WRITTEN PROBLEM. Show every line of the records below that contains the word "right".

SUPPLIED ENTRIES.
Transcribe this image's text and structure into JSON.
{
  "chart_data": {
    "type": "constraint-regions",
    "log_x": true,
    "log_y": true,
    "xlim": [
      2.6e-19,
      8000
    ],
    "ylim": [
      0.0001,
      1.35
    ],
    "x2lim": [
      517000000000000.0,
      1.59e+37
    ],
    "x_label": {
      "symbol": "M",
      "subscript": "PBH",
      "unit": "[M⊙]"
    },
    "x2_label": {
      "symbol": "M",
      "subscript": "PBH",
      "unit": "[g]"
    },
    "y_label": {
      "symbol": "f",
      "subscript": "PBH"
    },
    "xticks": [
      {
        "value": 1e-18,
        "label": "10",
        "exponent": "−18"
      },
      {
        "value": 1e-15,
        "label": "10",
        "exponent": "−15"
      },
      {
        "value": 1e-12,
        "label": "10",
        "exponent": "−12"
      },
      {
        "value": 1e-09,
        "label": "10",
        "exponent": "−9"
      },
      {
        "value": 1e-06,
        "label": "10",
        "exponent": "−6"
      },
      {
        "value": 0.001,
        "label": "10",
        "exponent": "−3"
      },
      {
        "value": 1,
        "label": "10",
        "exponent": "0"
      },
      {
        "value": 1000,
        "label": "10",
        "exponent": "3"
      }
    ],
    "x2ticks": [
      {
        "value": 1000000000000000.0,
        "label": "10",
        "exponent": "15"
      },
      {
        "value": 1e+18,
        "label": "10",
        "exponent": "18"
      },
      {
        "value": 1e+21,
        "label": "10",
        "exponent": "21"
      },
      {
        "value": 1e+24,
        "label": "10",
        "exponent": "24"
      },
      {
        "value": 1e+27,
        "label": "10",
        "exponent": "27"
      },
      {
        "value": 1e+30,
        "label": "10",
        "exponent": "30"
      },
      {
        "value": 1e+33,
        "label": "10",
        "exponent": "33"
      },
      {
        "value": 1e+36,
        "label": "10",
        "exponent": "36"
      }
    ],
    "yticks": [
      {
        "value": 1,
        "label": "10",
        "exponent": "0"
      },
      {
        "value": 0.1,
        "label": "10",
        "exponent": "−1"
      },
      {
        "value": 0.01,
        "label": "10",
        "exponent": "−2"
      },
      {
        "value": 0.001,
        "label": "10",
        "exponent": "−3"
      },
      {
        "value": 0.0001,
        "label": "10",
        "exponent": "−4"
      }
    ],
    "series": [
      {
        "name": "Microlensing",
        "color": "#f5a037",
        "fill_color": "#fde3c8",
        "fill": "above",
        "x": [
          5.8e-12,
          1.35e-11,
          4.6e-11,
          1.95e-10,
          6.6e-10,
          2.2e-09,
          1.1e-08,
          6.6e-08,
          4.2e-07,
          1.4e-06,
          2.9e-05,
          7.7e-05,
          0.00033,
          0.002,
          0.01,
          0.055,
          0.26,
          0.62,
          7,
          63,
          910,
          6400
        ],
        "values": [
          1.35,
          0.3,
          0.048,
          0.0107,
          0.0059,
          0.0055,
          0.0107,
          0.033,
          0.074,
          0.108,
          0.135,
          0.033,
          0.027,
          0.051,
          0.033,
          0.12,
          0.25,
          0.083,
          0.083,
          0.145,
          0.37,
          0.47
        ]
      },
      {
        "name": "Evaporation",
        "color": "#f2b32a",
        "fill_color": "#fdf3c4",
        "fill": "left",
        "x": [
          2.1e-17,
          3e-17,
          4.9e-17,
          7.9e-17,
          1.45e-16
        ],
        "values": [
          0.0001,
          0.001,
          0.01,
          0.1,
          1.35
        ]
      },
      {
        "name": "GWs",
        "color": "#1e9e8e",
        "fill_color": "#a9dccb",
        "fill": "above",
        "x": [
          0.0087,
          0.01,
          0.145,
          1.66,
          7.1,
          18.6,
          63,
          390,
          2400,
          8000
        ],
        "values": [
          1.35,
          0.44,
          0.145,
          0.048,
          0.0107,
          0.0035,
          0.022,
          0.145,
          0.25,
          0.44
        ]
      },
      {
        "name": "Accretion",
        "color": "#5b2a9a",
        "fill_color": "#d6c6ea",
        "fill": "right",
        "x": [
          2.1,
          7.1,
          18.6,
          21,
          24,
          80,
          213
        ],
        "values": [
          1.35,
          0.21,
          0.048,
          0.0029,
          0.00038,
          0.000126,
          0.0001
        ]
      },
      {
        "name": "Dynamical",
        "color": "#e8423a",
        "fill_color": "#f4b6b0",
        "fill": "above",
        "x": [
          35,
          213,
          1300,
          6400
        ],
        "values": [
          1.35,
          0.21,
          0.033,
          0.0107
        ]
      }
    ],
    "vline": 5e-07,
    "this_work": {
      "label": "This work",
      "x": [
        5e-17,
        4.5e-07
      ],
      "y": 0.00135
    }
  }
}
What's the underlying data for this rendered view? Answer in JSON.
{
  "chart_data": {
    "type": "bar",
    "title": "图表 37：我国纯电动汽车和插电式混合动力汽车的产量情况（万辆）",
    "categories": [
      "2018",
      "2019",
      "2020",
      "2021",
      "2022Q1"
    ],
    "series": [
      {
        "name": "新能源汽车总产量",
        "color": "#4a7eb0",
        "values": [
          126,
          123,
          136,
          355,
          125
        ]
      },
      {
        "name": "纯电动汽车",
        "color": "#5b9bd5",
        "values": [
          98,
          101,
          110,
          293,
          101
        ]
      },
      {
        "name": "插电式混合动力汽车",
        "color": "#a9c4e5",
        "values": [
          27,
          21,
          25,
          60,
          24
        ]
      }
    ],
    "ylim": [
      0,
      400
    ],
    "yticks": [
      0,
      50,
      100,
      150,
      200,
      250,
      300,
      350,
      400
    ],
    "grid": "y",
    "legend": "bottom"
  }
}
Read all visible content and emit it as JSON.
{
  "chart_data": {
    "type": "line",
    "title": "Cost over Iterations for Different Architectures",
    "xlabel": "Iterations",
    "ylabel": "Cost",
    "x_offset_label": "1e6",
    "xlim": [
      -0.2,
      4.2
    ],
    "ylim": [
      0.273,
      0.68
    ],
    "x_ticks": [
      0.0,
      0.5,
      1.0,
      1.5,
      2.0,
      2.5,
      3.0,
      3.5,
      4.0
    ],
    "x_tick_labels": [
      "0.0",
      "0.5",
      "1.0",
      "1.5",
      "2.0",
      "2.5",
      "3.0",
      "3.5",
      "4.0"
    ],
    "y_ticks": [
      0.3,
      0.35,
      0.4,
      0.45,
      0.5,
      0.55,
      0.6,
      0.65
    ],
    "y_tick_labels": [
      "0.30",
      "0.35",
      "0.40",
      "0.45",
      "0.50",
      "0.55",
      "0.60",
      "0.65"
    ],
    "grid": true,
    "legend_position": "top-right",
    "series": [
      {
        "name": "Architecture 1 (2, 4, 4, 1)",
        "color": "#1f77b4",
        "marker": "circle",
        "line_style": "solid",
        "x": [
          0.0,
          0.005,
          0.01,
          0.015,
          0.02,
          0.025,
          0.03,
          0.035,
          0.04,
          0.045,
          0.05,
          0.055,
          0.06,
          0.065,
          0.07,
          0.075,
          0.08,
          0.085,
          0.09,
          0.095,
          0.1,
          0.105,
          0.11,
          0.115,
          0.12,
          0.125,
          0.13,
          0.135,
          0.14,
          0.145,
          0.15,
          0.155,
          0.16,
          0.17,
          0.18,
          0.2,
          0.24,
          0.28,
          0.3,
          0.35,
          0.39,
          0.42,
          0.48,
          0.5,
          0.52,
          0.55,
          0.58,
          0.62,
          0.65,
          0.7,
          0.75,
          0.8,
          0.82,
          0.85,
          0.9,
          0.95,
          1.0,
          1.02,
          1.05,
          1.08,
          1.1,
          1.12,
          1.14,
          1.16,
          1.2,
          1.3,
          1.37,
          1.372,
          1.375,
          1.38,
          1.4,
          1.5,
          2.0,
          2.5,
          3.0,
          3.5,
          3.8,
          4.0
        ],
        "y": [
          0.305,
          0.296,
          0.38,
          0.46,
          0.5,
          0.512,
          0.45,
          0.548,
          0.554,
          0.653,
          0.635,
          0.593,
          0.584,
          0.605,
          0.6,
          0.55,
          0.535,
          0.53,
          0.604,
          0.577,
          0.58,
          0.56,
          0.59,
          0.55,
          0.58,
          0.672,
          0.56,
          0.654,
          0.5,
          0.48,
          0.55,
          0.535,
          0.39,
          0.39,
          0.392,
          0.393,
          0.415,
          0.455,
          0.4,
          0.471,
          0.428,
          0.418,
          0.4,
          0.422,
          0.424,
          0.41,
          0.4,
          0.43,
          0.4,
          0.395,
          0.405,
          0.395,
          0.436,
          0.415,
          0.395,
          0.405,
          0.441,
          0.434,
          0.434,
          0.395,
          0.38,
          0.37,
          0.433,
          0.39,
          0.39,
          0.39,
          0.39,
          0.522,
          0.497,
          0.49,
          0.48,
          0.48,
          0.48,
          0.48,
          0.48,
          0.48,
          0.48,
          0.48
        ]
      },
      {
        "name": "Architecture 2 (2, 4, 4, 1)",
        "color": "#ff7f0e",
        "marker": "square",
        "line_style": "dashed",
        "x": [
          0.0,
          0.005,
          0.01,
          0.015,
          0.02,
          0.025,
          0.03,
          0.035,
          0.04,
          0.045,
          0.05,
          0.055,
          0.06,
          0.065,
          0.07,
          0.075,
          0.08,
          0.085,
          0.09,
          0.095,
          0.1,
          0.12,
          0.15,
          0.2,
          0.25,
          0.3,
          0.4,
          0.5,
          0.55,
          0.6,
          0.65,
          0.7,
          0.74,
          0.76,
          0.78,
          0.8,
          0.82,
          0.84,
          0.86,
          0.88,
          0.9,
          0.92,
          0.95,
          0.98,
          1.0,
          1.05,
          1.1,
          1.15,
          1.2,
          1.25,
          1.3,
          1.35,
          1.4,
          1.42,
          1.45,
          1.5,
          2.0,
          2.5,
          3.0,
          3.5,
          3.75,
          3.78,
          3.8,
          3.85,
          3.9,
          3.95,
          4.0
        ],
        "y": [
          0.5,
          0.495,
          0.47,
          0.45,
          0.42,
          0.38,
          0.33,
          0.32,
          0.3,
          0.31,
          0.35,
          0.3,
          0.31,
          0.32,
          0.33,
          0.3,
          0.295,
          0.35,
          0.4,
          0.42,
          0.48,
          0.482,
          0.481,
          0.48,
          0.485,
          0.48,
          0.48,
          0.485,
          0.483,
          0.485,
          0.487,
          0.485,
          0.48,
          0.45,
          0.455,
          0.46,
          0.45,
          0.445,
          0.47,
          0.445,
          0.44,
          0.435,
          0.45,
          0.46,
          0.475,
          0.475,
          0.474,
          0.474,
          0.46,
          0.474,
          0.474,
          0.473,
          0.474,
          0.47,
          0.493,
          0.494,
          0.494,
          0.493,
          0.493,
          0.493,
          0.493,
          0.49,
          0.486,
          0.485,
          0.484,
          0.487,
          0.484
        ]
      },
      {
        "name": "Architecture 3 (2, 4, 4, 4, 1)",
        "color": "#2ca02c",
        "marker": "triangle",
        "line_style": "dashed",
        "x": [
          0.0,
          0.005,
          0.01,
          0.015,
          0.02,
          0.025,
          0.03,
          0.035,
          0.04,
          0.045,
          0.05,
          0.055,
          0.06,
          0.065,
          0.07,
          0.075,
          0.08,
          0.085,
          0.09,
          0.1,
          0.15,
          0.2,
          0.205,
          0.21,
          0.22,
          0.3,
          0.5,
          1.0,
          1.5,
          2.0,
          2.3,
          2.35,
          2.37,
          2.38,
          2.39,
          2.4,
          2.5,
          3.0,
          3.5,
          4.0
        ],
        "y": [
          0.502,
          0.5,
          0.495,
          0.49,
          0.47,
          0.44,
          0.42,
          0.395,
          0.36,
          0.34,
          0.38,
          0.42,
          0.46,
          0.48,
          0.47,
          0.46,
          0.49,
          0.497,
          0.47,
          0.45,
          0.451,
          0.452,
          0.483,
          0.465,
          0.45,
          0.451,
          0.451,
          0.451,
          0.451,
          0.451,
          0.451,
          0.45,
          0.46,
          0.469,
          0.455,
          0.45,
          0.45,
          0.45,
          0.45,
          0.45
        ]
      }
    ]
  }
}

SOLUTION TO THE PROBLEM.
        "fill": "right",
    "legend_position": "top-right",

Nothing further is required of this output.